## Begin
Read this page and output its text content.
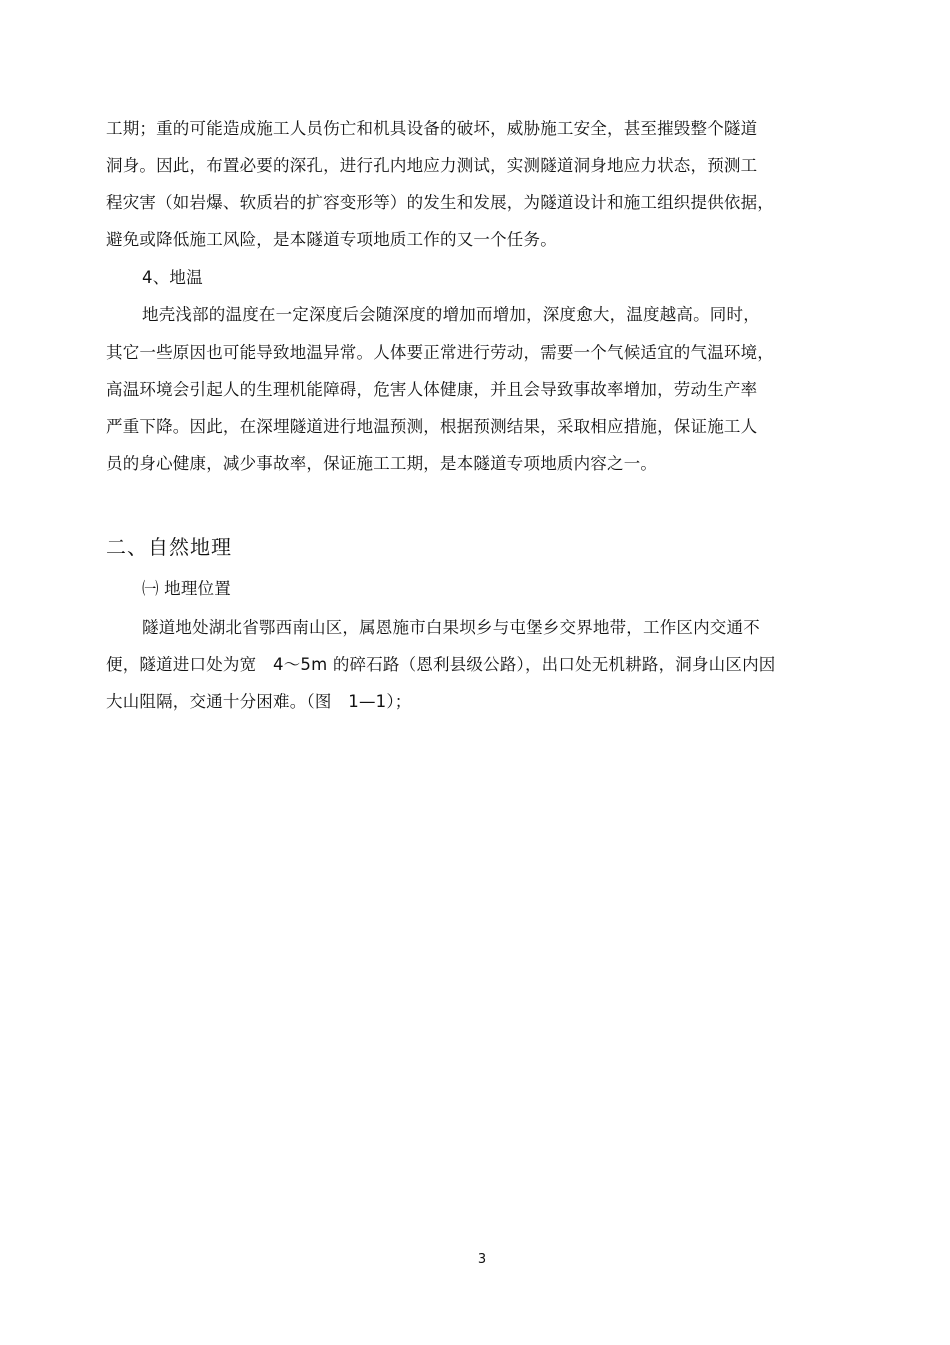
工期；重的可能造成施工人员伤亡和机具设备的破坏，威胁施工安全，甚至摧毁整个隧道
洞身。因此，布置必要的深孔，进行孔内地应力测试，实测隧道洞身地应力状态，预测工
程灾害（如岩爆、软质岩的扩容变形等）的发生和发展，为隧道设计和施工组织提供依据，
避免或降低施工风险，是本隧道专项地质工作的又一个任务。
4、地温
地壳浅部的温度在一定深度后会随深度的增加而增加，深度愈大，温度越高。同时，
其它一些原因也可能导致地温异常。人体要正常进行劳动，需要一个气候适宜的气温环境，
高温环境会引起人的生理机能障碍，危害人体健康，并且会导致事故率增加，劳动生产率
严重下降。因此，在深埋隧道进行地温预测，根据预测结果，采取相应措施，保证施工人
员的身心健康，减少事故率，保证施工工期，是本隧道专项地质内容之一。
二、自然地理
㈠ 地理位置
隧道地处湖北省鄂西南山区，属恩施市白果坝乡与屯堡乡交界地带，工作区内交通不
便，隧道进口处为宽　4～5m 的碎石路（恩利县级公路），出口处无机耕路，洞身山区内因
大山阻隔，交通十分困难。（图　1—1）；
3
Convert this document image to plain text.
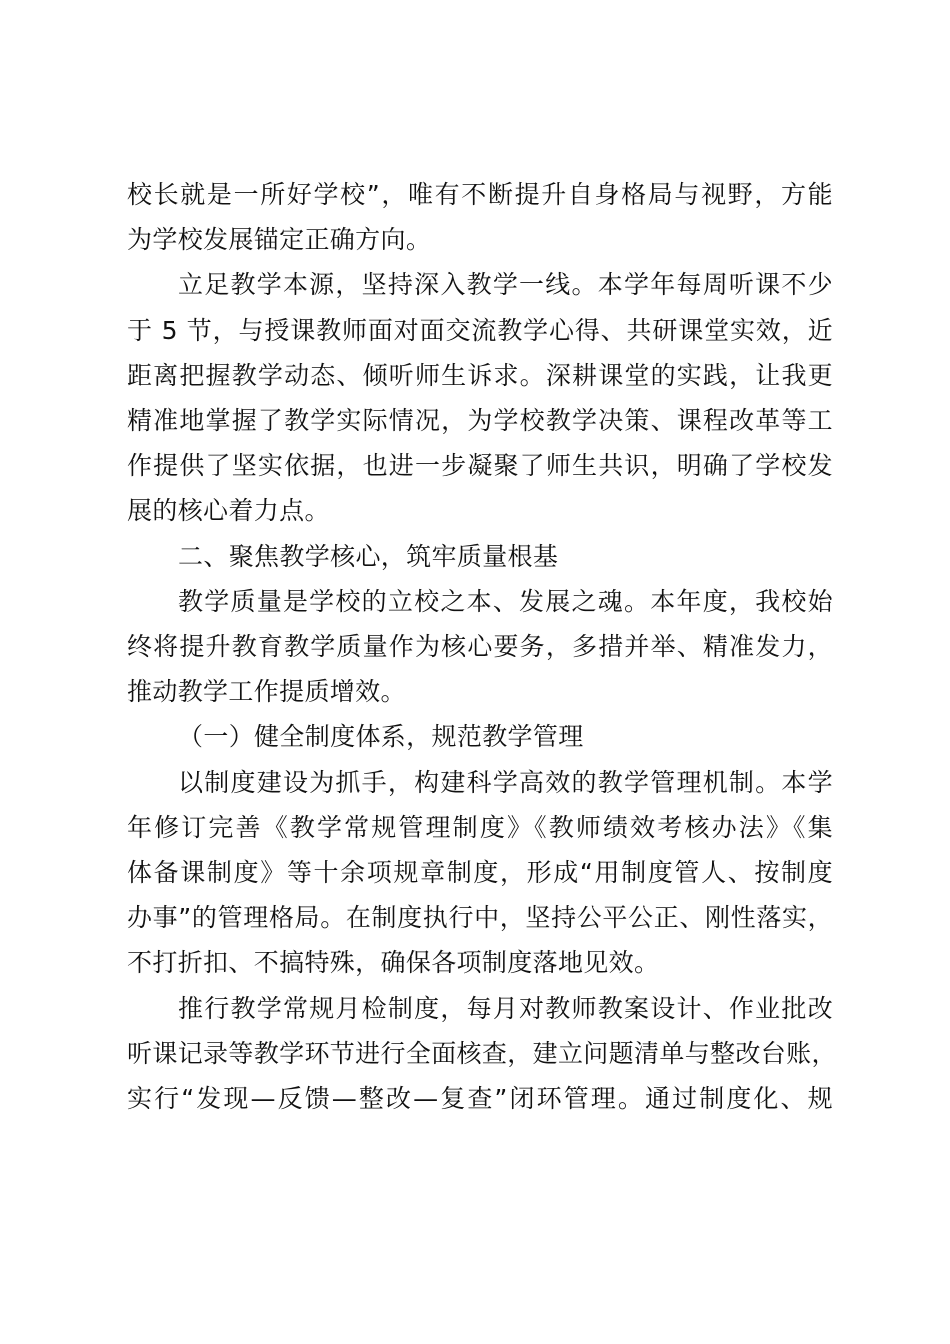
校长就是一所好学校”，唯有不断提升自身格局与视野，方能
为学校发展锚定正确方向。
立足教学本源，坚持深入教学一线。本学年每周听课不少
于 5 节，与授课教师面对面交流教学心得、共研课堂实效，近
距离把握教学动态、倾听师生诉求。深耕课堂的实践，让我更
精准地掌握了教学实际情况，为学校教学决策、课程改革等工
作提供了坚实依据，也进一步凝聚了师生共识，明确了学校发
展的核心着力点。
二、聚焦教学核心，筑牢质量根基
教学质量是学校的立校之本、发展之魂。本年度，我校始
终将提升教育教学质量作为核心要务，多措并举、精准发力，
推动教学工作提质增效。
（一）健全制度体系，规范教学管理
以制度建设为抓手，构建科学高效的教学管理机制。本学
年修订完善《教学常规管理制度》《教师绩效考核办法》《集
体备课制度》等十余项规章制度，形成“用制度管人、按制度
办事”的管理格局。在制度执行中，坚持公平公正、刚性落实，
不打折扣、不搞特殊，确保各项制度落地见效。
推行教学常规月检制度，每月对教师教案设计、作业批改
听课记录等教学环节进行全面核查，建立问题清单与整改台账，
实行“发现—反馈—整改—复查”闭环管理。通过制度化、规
## End
## Begin
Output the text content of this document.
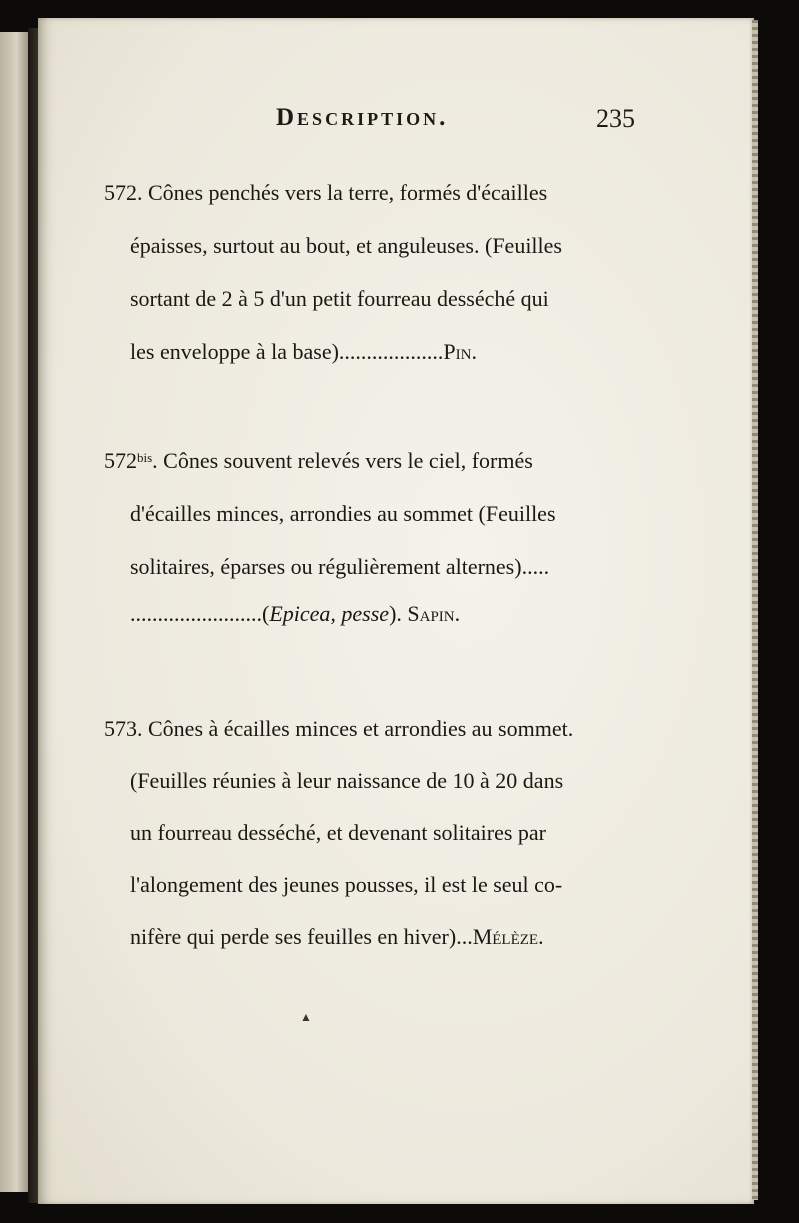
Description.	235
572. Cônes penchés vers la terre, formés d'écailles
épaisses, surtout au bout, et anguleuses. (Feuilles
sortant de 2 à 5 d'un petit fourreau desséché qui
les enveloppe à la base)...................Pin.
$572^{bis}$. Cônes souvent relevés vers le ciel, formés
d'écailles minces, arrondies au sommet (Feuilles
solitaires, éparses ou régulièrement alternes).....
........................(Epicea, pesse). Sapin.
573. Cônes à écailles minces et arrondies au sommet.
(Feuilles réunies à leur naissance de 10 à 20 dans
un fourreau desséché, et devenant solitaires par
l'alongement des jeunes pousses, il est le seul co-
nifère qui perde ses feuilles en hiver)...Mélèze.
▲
## End
## Begin
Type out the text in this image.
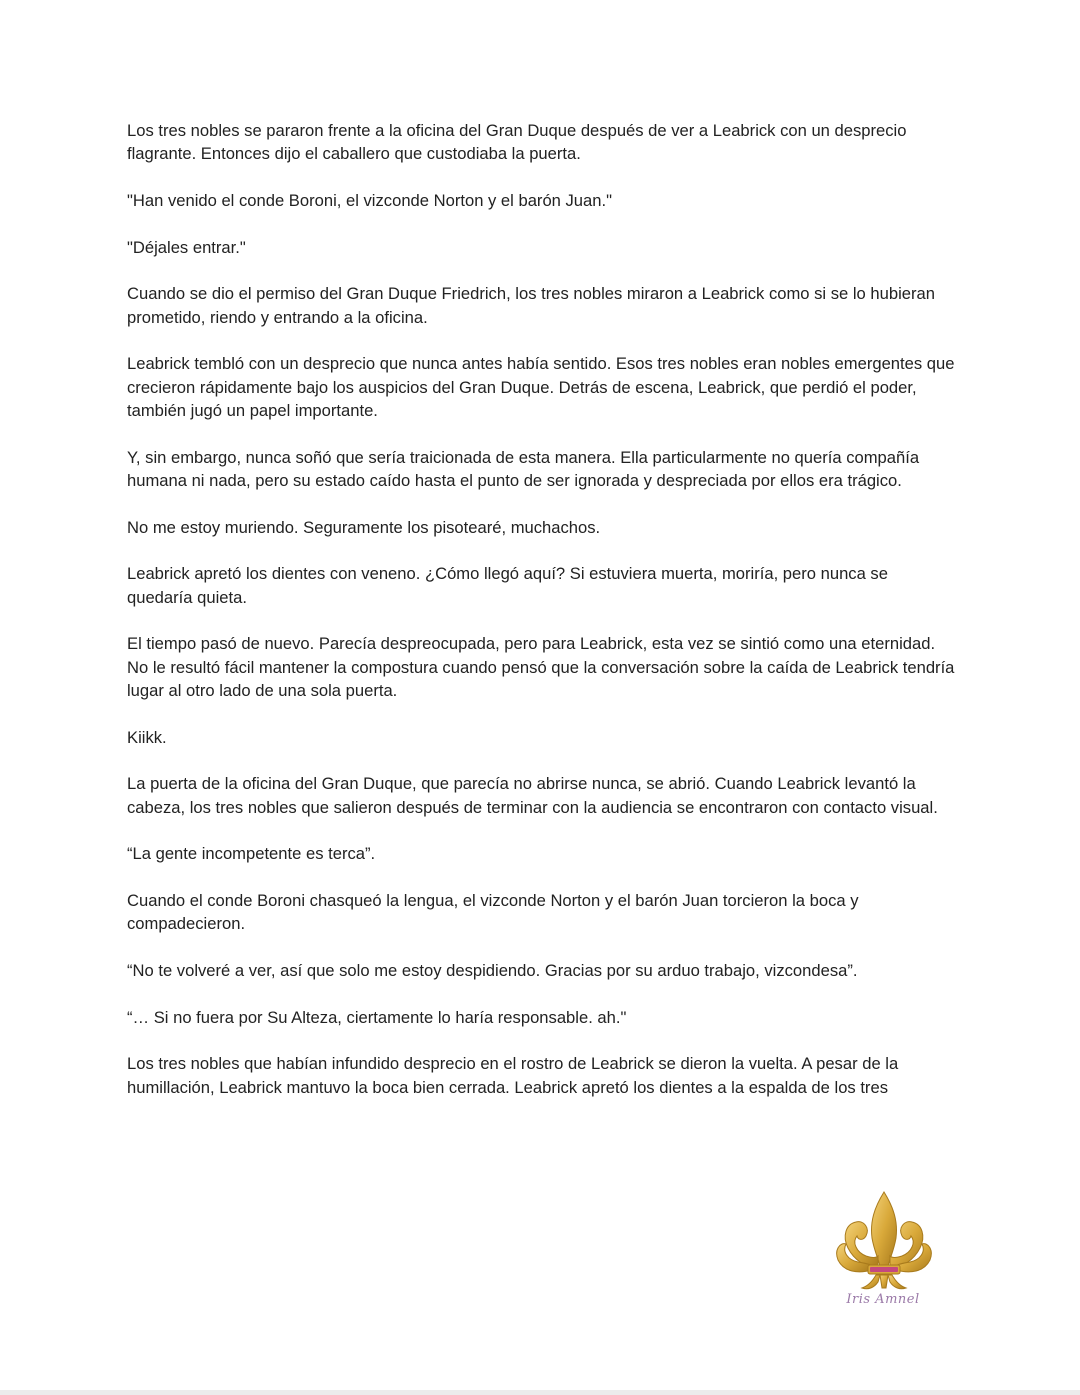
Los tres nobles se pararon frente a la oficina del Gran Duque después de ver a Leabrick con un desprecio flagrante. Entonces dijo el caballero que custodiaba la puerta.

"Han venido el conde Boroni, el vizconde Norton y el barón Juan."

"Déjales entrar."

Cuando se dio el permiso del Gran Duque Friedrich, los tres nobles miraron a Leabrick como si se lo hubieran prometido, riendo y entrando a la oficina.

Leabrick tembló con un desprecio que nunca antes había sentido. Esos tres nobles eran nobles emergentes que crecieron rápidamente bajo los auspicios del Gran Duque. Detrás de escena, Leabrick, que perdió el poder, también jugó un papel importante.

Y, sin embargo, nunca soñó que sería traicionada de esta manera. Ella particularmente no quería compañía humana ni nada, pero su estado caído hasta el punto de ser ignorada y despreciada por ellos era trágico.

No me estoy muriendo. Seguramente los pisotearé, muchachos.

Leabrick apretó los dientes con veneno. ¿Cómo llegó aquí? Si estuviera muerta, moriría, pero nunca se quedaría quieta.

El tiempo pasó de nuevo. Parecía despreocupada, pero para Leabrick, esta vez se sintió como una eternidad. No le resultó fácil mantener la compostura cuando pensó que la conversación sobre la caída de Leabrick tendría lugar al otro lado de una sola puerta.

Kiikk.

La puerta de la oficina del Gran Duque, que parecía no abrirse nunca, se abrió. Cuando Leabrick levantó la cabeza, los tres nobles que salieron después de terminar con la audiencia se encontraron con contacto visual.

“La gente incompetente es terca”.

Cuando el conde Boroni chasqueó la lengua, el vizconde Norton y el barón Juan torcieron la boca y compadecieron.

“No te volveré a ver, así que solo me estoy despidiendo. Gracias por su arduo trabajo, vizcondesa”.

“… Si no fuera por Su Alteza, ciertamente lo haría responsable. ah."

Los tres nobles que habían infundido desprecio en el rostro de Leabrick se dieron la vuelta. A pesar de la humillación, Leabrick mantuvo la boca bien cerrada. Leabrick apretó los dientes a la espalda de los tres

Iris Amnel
## End
[Objective]: Only the number is wanted: how many lines in the entries above contain the word "text"?

[Task answer]: 4